▸ Records for the task:
——

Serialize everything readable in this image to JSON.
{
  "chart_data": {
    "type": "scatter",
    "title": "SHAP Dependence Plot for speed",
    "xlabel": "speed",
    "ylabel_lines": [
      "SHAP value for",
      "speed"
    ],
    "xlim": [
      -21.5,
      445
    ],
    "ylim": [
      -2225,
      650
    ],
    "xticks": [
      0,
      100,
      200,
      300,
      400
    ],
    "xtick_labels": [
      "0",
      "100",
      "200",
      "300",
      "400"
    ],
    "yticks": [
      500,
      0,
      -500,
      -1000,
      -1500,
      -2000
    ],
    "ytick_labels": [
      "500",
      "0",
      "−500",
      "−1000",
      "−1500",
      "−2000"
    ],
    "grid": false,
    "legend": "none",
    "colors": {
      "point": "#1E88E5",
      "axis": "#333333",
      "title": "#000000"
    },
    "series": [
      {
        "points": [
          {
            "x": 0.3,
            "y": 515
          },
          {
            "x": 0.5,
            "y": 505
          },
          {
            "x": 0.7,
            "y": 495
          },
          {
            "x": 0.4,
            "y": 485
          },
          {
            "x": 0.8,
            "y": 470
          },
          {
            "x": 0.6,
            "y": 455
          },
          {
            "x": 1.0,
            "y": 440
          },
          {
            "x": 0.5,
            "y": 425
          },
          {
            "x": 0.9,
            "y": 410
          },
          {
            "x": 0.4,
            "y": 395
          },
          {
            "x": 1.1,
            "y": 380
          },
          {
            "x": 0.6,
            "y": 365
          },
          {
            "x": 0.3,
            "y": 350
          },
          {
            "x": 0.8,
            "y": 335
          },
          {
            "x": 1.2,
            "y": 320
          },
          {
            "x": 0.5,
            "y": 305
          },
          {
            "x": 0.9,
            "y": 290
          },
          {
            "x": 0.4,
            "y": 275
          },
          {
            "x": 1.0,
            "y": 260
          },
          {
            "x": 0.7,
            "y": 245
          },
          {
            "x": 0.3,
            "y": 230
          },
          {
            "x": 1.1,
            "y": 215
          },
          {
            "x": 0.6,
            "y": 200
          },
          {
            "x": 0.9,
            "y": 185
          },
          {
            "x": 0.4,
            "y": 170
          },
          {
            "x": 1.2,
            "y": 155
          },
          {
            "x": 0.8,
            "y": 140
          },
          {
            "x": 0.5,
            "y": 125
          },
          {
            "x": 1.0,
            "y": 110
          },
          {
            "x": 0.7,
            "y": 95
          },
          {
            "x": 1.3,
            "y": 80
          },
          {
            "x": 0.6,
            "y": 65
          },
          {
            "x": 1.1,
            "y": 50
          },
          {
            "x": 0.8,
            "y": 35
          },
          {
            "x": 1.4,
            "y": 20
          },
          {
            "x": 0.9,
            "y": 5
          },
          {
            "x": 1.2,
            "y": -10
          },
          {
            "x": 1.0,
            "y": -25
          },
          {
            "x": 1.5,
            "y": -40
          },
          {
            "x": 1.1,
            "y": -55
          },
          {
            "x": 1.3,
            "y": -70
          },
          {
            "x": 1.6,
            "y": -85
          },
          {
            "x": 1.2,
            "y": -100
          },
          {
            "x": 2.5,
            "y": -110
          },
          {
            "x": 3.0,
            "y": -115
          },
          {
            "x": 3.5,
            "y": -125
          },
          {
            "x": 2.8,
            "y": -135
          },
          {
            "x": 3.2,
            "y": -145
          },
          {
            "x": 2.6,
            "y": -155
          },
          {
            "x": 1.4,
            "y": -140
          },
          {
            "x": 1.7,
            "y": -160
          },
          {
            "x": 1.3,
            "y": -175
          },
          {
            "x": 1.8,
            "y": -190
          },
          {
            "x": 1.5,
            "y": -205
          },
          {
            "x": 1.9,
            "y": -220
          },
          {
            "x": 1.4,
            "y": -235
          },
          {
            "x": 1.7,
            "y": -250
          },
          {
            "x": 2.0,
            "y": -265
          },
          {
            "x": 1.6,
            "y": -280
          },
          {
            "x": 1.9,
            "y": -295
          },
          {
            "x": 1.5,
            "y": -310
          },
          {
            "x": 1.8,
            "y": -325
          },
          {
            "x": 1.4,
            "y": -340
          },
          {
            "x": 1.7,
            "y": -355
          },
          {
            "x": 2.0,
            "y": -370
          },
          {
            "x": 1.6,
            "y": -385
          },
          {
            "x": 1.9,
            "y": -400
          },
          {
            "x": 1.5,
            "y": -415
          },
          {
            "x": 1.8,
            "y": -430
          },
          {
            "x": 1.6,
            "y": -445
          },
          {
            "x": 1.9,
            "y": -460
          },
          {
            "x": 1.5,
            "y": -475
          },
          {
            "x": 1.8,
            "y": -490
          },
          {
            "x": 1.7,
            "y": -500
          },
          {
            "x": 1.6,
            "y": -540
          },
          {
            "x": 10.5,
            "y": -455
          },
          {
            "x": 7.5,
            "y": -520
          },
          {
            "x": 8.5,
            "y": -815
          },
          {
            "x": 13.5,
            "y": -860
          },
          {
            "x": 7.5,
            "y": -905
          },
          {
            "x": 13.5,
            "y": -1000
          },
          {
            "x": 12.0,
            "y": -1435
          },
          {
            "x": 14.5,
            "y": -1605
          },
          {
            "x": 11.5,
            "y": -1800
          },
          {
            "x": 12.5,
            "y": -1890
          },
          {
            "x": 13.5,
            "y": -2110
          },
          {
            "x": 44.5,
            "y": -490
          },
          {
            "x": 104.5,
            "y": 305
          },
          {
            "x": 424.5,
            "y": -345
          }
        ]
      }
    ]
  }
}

——

▸ To do: Among the records above, how many lines carry the string "speed"? Reply with the number alone.

▸ Task result: 3